- Data listing

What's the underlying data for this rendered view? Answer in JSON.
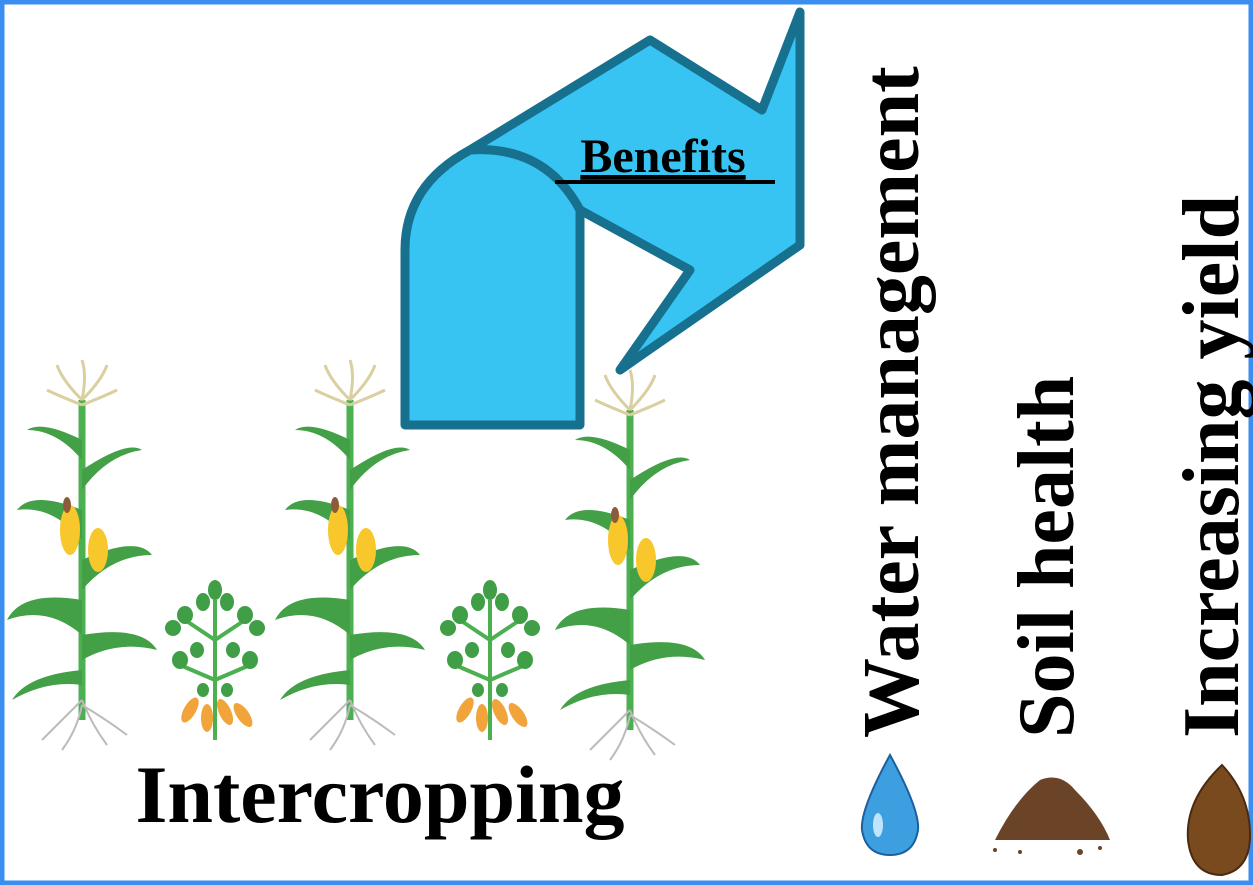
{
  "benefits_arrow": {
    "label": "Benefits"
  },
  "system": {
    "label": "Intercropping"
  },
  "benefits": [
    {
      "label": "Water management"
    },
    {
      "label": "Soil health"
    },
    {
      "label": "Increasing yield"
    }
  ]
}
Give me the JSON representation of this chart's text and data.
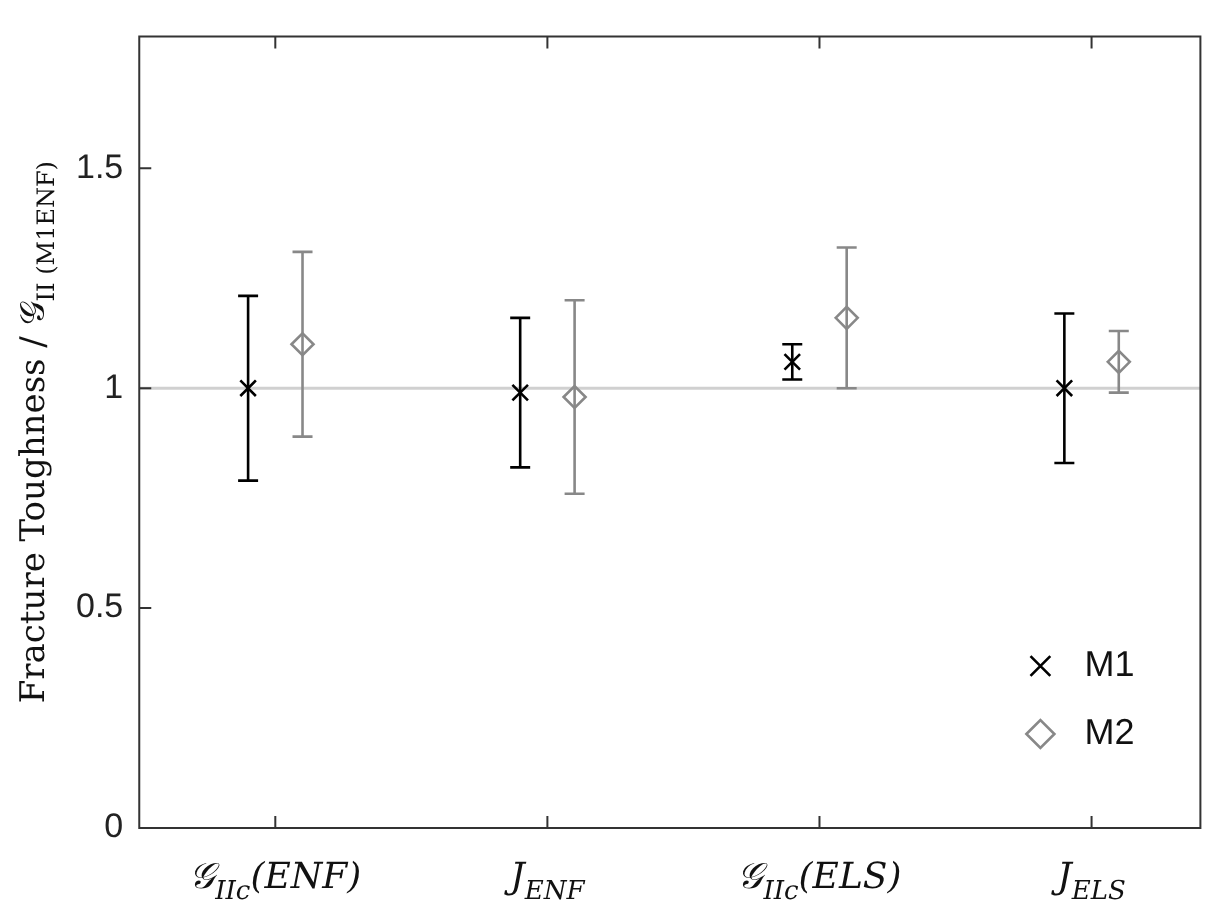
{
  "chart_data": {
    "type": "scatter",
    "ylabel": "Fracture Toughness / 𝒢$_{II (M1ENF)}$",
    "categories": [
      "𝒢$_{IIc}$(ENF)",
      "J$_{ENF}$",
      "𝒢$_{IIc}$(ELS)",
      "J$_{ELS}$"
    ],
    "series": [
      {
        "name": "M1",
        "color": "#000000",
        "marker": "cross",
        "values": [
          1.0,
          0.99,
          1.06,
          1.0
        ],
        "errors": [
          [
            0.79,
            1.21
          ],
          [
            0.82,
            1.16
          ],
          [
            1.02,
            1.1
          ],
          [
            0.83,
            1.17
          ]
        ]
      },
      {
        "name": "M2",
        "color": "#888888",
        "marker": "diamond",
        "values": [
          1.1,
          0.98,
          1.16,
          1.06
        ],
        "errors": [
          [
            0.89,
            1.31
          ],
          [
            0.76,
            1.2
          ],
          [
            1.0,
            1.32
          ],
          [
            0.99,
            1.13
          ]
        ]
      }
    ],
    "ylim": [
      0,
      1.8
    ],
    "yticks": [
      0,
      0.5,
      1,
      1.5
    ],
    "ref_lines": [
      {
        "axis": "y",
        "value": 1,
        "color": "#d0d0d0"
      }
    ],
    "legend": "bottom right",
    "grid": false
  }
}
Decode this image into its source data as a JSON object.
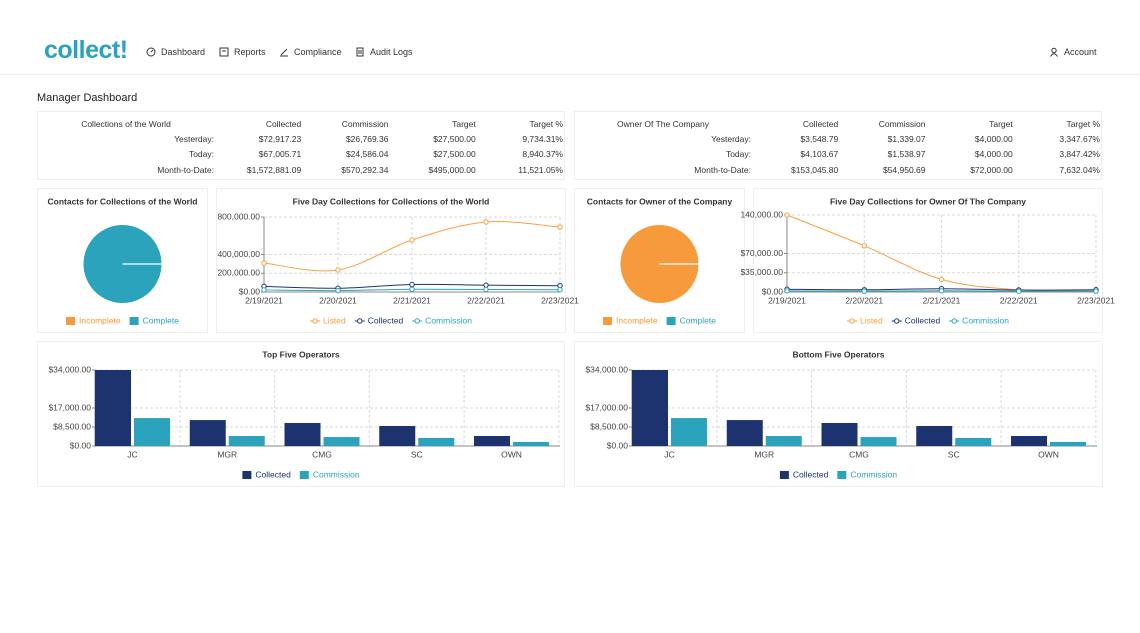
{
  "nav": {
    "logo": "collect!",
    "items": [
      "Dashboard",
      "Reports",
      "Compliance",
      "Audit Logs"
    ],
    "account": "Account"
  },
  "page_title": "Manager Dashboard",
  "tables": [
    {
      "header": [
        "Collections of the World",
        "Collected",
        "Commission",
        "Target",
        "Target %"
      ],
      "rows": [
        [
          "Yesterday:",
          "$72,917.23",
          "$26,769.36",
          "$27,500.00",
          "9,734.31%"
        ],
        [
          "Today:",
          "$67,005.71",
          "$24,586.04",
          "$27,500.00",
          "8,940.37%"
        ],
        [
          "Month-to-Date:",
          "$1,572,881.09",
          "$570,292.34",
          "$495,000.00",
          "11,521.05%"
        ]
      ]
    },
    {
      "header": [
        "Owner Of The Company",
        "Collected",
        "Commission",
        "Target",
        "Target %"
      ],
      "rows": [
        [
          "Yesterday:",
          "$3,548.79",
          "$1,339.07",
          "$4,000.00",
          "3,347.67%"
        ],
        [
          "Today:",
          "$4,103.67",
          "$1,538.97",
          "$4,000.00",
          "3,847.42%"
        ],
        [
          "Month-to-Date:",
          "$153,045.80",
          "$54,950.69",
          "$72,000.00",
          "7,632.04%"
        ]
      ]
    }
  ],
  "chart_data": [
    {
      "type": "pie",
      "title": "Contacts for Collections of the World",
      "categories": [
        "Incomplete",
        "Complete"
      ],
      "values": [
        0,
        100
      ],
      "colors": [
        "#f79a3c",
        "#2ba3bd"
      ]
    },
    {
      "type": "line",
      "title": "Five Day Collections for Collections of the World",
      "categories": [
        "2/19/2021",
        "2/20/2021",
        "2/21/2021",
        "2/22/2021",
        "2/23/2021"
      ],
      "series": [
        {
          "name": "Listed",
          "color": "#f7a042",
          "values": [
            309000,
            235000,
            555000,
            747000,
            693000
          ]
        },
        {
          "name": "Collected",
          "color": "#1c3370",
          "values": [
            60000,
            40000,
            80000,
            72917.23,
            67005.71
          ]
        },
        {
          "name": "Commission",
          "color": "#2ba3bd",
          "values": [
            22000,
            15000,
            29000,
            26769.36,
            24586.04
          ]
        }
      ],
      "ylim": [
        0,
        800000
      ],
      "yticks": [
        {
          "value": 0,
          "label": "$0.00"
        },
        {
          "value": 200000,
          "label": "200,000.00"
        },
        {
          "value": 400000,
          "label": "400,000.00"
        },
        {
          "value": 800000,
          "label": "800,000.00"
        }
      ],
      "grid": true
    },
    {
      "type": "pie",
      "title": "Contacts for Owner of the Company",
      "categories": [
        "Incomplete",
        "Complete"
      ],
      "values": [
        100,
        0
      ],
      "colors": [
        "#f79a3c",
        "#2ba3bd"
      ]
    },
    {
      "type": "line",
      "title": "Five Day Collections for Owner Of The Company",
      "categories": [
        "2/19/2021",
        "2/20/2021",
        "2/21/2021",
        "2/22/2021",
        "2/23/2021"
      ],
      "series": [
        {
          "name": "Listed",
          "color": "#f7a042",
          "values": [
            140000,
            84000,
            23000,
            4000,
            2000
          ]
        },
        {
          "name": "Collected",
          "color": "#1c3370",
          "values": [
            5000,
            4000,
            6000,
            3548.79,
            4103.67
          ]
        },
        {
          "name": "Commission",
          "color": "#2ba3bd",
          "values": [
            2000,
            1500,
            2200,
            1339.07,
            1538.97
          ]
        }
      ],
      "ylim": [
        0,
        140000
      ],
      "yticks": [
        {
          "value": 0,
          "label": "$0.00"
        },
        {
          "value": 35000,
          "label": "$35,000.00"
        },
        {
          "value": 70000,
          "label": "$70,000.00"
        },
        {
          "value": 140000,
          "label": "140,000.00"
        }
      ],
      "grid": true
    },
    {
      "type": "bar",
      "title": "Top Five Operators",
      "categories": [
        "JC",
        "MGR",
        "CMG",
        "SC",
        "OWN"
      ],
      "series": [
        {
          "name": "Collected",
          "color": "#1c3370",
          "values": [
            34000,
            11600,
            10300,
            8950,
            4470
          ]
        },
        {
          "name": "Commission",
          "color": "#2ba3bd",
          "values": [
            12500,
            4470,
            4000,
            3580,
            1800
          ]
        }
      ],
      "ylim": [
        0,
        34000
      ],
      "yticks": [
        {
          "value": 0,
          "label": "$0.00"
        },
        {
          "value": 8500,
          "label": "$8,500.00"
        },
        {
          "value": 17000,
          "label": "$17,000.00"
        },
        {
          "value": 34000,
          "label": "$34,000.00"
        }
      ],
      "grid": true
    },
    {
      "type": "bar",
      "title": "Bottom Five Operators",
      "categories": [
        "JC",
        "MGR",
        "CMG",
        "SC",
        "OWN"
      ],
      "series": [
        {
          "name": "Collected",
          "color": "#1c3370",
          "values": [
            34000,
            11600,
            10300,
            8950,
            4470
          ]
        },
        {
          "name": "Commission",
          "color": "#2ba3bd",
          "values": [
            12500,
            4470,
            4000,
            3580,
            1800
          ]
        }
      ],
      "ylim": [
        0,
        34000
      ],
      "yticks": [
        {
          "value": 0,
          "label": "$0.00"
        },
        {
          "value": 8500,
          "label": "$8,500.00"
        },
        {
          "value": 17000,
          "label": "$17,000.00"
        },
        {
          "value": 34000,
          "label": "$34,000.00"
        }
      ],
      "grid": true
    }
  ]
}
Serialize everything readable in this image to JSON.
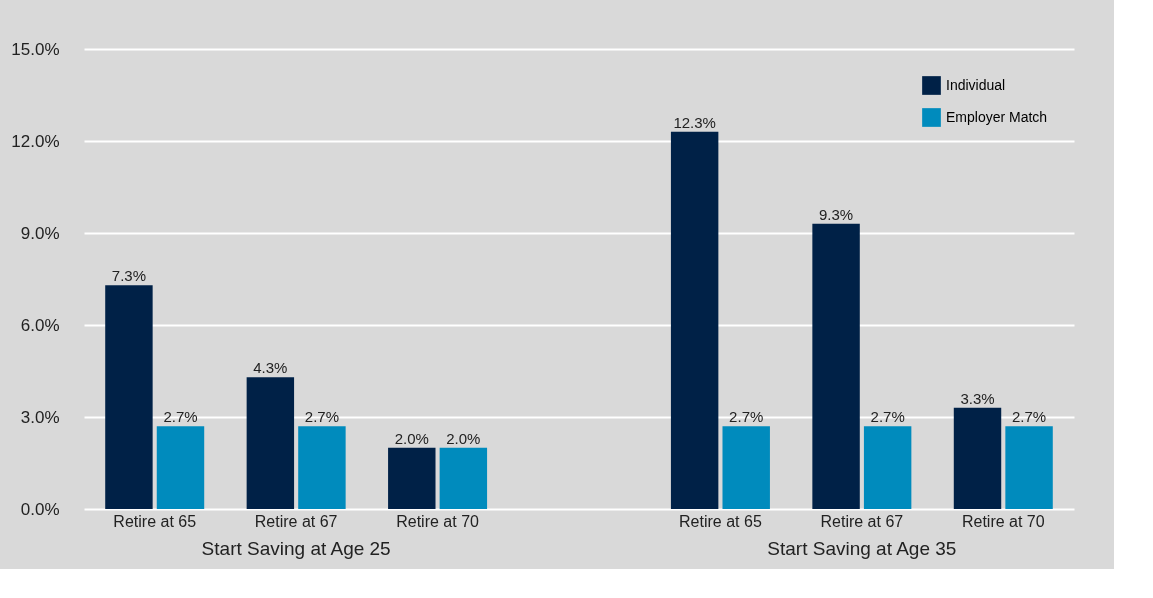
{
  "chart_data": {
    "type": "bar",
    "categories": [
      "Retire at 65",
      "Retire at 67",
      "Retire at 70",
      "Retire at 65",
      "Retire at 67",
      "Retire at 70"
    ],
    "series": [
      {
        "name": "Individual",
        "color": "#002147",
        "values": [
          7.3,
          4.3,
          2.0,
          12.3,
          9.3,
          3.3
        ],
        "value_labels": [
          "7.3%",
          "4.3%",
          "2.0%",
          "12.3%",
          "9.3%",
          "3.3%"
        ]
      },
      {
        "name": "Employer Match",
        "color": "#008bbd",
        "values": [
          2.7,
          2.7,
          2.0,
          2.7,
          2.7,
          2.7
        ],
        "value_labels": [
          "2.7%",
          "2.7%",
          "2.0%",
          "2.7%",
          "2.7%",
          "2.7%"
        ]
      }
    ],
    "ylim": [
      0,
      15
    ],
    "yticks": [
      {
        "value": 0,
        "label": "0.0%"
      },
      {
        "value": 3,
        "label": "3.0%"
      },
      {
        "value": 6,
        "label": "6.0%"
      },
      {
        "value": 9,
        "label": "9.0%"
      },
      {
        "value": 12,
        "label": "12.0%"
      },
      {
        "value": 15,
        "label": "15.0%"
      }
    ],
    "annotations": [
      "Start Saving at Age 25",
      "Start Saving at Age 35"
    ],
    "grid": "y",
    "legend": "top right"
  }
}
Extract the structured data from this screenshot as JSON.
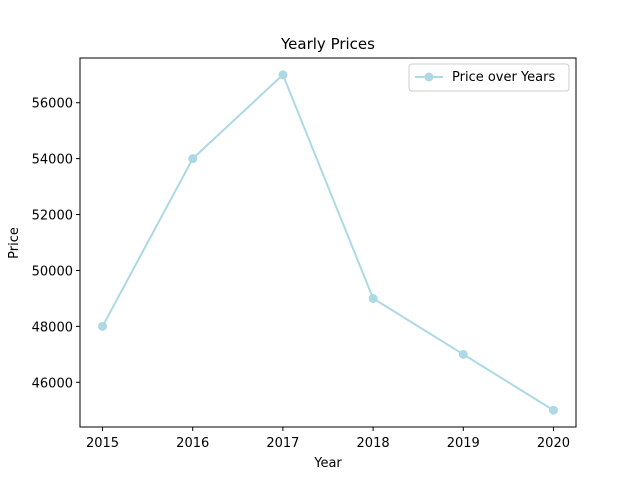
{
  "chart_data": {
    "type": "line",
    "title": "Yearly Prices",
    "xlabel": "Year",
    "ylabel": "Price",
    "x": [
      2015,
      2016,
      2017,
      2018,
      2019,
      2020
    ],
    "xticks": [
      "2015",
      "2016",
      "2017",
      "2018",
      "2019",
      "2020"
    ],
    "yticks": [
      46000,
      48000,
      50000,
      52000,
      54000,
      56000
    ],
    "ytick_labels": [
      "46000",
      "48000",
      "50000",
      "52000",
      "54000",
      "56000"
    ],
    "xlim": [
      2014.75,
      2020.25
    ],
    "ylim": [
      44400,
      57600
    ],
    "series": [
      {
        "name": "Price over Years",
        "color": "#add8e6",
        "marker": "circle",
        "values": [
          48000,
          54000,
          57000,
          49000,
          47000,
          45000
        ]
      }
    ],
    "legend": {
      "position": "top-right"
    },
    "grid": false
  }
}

- Work to do
Output the span from the line with "Extract the structured" through the last line of the data, inclusive and exact, and omit every picture.

- The result
Extract the structured data from this screenshot as JSON.
{
  "chart_data": {
    "type": "line",
    "title": "Yearly Prices",
    "xlabel": "Year",
    "ylabel": "Price",
    "x": [
      2015,
      2016,
      2017,
      2018,
      2019,
      2020
    ],
    "xticks": [
      "2015",
      "2016",
      "2017",
      "2018",
      "2019",
      "2020"
    ],
    "yticks": [
      46000,
      48000,
      50000,
      52000,
      54000,
      56000
    ],
    "ytick_labels": [
      "46000",
      "48000",
      "50000",
      "52000",
      "54000",
      "56000"
    ],
    "xlim": [
      2014.75,
      2020.25
    ],
    "ylim": [
      44400,
      57600
    ],
    "series": [
      {
        "name": "Price over Years",
        "color": "#add8e6",
        "marker": "circle",
        "values": [
          48000,
          54000,
          57000,
          49000,
          47000,
          45000
        ]
      }
    ],
    "legend": {
      "position": "top-right"
    },
    "grid": false
  }
}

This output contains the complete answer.